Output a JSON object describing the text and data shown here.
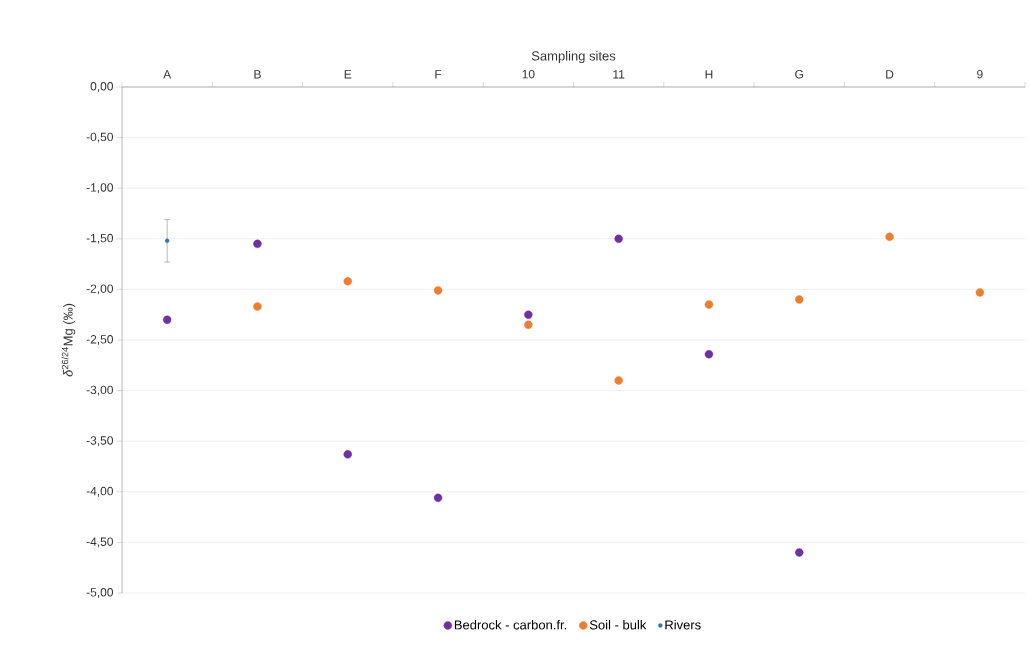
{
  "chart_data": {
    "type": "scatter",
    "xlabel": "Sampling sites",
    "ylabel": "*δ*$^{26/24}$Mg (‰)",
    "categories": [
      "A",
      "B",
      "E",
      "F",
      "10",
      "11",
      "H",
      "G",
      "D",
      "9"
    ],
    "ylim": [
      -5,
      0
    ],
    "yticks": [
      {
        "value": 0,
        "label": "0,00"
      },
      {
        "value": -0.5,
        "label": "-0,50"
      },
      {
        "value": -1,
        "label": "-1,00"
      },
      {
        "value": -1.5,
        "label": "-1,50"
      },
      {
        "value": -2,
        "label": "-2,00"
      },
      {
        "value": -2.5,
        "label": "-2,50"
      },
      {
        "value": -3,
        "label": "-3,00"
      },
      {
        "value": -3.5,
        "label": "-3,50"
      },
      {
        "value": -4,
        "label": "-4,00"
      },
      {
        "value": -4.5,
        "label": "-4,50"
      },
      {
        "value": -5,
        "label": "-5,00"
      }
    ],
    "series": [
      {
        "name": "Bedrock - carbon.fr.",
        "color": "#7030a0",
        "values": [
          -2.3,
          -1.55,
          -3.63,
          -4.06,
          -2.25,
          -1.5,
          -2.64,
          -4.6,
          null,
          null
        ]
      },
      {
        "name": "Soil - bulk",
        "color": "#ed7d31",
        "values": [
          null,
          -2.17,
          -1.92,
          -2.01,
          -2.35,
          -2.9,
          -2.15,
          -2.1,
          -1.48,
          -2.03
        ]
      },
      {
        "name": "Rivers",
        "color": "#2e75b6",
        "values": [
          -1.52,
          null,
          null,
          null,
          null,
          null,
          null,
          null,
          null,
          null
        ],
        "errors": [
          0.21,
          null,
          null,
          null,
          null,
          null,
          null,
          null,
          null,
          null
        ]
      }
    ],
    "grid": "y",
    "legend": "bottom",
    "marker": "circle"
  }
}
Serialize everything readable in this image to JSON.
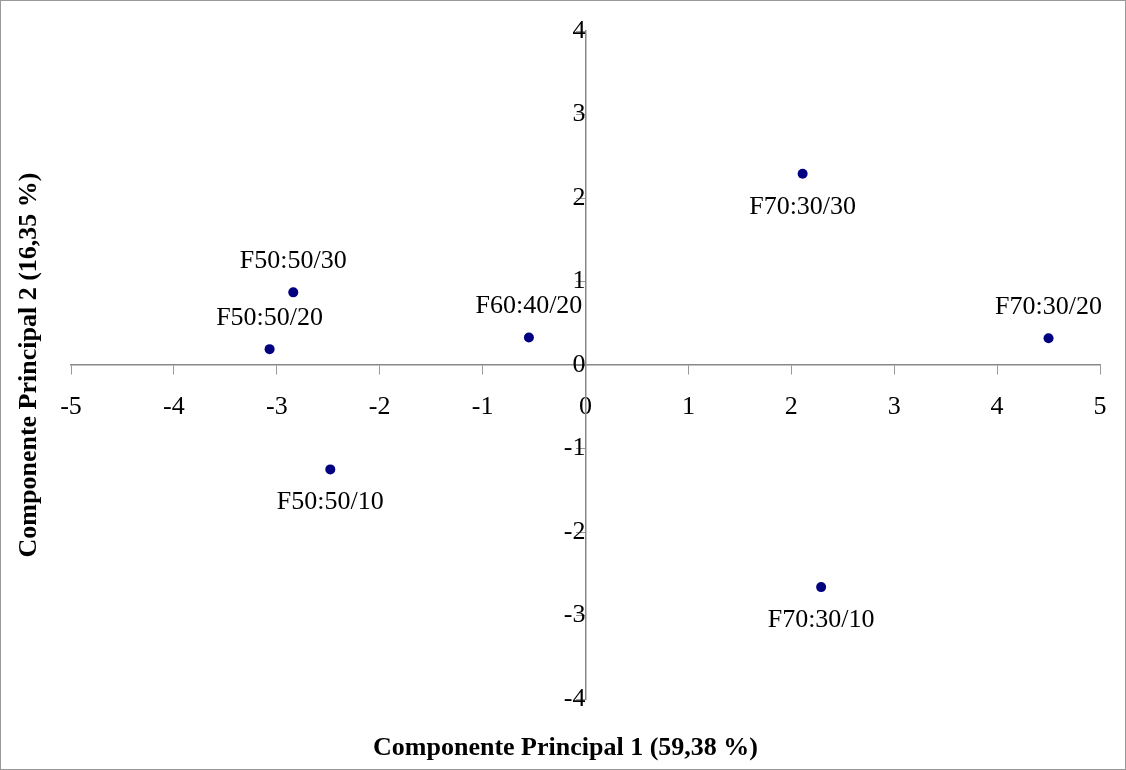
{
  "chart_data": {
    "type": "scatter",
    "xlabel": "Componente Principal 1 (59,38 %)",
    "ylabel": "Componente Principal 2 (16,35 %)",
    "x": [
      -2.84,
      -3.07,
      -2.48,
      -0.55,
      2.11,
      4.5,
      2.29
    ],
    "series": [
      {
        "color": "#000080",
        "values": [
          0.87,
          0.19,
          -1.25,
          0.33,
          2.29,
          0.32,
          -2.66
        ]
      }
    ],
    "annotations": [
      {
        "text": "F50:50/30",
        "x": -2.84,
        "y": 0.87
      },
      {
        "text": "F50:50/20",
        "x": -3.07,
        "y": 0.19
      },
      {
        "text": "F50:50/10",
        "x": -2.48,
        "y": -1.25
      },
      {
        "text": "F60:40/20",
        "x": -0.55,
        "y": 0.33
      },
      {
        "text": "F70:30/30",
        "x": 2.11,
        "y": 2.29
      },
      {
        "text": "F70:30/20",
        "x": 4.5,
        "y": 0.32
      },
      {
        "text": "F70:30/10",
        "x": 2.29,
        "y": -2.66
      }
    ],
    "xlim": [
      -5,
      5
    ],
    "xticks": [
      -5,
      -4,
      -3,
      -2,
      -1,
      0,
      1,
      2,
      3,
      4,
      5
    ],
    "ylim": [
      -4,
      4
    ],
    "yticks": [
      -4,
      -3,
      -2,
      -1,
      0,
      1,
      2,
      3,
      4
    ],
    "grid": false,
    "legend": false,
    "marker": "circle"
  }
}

WORK TO BE COMPLETED:
From the data above, copy each line where the string "text" appears.

PROBLEM SOLUTION:
Output a JSON object describing the text and data shown here.
        "text": "F50:50/30",
        "text": "F50:50/20",
        "text": "F50:50/10",
        "text": "F60:40/20",
        "text": "F70:30/30",
        "text": "F70:30/20",
        "text": "F70:30/10",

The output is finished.